__DIRECTIVE__: In the listing below, please print the line that contains "Enumerate this screenshot's" and every line that follows it, exactly.

Collected data entries:
[Begin]
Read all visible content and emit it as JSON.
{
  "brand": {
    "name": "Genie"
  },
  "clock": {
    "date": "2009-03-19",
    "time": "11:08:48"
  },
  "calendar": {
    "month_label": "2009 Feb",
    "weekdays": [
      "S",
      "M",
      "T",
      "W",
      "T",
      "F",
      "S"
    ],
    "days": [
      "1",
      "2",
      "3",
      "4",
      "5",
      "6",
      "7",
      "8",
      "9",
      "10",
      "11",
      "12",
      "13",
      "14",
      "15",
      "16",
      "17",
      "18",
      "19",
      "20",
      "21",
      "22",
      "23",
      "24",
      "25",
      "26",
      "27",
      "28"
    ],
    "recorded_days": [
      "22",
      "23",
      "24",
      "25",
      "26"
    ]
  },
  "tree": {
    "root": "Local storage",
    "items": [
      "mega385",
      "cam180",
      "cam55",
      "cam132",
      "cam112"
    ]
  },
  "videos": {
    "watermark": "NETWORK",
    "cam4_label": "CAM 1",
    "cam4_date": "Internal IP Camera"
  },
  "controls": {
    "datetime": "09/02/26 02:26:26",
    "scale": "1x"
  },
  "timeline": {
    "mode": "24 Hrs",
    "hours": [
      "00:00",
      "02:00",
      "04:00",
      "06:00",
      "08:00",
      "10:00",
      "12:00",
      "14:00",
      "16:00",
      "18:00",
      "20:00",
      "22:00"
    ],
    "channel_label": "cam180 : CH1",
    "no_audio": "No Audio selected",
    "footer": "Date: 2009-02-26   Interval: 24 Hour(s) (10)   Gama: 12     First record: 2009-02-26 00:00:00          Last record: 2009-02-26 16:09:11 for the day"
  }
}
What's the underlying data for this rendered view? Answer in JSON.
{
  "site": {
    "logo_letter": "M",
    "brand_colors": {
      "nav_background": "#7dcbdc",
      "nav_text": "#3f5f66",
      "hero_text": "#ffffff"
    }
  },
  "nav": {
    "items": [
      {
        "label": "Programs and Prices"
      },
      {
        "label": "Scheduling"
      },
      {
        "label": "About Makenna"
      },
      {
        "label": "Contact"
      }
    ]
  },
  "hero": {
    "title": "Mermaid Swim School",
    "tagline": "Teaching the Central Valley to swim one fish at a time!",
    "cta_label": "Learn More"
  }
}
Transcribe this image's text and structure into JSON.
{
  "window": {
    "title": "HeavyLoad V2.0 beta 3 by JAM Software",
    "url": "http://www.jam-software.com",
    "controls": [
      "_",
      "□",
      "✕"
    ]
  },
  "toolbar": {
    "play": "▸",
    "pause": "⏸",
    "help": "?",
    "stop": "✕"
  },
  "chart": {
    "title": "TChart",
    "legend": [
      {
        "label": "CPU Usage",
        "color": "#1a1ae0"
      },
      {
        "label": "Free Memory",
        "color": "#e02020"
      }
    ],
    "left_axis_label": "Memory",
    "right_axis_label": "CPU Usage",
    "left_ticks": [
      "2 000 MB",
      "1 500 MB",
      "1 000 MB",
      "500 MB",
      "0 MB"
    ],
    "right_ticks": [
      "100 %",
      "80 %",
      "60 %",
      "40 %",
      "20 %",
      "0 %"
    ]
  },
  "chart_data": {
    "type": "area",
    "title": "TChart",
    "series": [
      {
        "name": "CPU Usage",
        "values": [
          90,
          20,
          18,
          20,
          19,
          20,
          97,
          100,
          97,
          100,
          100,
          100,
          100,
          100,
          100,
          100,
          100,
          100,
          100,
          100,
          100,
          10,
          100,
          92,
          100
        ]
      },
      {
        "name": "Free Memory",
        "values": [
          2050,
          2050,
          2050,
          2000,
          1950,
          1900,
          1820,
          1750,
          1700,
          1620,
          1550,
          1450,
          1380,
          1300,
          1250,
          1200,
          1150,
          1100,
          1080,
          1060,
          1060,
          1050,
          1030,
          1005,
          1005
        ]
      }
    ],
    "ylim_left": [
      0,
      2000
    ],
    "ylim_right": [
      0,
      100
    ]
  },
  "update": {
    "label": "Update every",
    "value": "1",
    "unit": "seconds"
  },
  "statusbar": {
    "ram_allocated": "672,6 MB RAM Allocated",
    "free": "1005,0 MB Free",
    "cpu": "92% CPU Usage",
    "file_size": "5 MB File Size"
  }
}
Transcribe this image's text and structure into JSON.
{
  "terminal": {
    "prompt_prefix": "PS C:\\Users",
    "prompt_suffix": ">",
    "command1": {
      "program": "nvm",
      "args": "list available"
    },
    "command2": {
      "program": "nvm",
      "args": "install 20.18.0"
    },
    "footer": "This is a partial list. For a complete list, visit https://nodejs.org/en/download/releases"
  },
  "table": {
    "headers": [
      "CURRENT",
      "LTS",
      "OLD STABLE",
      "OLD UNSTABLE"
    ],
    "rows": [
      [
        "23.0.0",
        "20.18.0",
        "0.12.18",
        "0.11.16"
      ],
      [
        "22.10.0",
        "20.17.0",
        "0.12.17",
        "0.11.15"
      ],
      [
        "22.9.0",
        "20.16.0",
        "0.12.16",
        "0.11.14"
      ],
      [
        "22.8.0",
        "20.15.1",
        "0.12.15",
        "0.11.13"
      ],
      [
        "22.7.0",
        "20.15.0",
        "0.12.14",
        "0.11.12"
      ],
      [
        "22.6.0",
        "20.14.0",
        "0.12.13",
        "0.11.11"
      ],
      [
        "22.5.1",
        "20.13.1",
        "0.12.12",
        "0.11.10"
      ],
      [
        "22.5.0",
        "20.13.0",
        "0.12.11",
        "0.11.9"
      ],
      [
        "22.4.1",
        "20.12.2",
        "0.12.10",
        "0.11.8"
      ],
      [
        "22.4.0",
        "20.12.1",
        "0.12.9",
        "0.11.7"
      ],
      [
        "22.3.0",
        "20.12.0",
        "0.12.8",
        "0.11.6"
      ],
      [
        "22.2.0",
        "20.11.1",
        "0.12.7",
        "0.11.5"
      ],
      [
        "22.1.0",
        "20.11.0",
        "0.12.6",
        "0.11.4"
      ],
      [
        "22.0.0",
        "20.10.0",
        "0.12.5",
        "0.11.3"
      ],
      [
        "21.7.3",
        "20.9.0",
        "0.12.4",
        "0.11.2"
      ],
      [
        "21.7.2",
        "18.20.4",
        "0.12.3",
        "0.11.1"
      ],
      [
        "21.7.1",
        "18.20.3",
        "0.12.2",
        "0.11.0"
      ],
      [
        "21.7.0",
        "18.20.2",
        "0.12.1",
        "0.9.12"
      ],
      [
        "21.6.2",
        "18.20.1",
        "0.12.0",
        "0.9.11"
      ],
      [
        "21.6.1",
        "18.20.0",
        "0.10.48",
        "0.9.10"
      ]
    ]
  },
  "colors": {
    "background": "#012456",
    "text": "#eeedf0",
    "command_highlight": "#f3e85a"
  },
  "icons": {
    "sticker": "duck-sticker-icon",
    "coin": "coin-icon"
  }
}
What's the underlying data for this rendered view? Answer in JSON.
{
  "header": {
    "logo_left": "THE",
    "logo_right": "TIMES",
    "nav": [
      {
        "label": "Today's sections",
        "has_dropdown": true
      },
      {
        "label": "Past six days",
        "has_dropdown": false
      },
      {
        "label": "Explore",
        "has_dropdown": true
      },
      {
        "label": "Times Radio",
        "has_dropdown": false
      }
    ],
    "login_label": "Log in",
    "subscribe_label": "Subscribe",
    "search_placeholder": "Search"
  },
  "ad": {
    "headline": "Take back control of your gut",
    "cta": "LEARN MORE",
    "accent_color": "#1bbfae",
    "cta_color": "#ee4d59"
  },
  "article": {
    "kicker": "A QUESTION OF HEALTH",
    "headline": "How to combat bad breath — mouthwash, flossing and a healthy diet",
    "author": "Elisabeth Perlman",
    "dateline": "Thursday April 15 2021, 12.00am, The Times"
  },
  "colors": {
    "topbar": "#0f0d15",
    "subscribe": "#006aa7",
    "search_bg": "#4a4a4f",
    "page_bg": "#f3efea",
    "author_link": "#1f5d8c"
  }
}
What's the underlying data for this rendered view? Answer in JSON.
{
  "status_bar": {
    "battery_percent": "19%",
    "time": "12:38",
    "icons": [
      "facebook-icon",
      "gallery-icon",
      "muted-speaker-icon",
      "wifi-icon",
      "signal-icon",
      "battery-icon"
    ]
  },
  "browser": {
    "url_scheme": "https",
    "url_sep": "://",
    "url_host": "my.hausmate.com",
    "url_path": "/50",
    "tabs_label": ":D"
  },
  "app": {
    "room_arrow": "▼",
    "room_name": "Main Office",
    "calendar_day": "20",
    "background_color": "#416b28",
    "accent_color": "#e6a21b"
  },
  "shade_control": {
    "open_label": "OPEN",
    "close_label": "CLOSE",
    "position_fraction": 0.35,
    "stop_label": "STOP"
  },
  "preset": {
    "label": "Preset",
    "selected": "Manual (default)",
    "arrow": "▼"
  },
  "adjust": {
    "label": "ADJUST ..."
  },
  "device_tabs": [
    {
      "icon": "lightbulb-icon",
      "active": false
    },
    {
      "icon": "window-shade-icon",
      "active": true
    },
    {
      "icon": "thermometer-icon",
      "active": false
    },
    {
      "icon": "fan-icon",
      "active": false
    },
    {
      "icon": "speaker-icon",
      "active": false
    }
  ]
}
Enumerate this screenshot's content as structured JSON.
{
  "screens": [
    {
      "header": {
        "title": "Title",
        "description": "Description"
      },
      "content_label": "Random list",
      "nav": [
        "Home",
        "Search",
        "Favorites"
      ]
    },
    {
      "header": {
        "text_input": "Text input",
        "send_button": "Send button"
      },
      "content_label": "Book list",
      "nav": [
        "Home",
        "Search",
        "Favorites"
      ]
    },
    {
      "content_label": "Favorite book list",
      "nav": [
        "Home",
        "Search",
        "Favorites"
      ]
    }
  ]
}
[End]
__RESPONSE TO THIS TASK__:
Enumerate this screenshot's content as structured JSON.
{
  "screens": [
    {
      "header": {
        "title": "Title",
        "description": "Description"
      },
      "content_label": "Random list",
      "nav": [
        "Home",
        "Search",
        "Favorites"
      ]
    },
    {
      "header": {
        "text_input": "Text input",
        "send_button": "Send button"
      },
      "content_label": "Book list",
      "nav": [
        "Home",
        "Search",
        "Favorites"
      ]
    },
    {
      "content_label": "Favorite book list",
      "nav": [
        "Home",
        "Search",
        "Favorites"
      ]
    }
  ]
}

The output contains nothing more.